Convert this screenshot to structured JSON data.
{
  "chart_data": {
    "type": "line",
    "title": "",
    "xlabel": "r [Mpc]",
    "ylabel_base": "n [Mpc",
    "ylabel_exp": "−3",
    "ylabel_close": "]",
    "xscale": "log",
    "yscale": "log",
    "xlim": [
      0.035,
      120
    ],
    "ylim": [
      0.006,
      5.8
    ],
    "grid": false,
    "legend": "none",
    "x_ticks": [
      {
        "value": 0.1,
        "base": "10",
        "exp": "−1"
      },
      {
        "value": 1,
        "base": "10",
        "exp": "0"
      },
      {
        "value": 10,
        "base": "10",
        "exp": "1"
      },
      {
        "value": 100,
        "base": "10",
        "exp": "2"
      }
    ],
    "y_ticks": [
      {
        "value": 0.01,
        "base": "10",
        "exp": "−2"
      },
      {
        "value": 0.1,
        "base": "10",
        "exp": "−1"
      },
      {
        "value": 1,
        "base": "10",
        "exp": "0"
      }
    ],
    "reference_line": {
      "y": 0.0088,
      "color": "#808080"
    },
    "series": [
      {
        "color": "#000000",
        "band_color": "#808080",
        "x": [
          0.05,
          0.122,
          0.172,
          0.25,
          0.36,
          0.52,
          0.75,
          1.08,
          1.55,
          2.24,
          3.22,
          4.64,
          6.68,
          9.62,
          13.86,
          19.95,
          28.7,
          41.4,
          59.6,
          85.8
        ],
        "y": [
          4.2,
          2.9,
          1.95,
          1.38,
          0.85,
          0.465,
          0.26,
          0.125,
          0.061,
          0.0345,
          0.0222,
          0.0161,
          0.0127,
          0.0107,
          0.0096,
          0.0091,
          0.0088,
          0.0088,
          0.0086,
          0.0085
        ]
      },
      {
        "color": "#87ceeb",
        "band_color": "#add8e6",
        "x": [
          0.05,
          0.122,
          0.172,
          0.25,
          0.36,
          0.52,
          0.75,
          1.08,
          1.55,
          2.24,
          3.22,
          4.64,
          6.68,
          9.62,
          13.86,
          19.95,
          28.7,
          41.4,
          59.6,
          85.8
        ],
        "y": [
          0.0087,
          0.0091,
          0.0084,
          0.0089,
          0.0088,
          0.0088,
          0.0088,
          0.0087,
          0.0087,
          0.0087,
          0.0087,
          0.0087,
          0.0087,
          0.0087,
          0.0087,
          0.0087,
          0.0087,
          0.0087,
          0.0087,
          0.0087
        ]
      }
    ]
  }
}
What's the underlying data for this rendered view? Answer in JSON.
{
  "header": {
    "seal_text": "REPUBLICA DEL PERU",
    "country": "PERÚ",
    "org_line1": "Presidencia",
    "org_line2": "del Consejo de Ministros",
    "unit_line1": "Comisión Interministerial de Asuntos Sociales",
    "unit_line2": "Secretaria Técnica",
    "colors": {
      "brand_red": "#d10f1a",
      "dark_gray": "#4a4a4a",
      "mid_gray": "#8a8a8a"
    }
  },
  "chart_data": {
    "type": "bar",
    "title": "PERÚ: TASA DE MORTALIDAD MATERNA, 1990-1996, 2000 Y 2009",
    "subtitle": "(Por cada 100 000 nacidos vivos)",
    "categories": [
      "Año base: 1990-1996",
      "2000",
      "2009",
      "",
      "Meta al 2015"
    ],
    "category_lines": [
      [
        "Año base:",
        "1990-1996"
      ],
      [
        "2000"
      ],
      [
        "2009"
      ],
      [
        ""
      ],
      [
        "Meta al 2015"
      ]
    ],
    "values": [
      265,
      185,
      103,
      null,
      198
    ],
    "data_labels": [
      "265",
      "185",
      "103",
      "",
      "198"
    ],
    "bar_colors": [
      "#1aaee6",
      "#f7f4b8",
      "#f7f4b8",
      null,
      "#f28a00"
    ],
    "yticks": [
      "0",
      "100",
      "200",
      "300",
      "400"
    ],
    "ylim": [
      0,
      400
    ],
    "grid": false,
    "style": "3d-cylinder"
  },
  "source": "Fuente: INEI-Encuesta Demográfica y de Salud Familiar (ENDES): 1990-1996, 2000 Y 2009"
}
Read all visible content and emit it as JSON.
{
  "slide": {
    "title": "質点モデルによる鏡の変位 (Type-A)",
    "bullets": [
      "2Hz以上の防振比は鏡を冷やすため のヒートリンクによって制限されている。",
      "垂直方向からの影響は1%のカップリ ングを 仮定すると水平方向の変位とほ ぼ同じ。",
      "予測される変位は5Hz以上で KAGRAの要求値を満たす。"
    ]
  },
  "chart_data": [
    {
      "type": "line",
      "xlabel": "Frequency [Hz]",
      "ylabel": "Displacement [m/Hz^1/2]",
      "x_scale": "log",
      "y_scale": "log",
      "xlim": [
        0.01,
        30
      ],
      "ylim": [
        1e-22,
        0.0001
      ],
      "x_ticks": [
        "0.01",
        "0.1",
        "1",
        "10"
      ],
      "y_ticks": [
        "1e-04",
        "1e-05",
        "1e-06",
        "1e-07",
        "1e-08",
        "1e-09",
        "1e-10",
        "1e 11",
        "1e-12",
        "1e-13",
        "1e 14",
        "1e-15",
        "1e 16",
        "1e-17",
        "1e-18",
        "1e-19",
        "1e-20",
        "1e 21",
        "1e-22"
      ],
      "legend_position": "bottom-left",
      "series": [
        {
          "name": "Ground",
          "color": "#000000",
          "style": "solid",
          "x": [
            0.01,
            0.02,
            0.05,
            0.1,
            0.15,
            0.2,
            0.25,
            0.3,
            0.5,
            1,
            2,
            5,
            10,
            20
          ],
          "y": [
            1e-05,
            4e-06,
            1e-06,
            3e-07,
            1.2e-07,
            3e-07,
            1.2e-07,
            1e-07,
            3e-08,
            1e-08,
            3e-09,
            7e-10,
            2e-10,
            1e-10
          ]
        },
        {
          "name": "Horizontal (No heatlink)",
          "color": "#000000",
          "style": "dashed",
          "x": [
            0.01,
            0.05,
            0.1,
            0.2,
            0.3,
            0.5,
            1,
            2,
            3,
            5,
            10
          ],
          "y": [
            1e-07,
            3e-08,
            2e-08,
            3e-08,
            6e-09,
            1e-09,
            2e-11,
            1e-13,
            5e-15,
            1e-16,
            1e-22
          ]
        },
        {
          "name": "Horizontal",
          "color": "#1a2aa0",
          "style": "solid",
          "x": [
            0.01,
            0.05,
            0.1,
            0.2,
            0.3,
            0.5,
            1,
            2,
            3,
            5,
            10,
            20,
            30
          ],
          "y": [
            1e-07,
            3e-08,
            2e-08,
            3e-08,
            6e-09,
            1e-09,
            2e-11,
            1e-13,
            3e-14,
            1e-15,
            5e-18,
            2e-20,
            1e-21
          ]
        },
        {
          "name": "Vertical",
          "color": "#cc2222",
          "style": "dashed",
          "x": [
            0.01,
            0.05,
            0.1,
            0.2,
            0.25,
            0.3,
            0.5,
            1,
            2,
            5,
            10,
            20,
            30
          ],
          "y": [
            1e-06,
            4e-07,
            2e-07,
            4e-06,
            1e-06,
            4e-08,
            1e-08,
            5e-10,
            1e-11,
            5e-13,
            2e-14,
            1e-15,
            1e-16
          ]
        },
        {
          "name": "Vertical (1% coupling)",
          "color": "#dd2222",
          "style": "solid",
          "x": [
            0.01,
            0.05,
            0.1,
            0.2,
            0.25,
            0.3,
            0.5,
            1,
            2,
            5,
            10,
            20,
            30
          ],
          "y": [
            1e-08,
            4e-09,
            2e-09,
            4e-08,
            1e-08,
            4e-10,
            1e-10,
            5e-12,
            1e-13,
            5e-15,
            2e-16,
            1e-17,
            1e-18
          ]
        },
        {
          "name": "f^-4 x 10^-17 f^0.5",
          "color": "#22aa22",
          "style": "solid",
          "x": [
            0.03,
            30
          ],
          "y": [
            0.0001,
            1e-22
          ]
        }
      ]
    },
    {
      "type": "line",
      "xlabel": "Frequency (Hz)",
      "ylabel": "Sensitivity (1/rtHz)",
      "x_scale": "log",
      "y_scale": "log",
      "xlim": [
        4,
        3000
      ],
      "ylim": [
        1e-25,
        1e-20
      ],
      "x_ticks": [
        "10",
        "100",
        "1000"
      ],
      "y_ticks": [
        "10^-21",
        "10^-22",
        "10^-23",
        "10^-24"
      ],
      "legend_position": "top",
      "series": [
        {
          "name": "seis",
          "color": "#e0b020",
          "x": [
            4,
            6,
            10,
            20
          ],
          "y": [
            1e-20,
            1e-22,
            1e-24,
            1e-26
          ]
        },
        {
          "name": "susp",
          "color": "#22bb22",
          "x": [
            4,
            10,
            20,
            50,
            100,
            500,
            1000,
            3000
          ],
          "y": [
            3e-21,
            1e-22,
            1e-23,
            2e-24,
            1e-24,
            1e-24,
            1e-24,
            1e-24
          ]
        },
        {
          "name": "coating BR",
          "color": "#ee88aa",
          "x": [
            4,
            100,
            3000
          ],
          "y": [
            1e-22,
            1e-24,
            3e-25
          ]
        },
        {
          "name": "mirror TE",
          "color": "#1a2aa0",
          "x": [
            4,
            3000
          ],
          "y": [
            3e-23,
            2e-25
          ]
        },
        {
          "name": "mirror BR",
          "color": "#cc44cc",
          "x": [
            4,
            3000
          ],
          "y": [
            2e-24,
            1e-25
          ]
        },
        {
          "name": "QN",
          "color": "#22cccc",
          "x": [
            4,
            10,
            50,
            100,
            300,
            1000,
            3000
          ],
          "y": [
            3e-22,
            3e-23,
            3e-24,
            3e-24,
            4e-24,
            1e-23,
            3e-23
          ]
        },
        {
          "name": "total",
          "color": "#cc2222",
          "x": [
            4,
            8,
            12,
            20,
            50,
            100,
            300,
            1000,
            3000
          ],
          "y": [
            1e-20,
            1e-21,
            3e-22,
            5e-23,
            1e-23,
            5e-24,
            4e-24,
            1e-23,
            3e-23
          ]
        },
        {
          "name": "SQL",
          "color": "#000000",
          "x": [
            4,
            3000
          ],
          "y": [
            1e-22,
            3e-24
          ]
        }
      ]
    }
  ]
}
⁂
--- Written exercise ---
Copy each line of the data above that holds "this".

--- Reply to the exercise ---
Convert this screenshot to structured JSON data.
What's the underlying data for this rendered view? Answer in JSON.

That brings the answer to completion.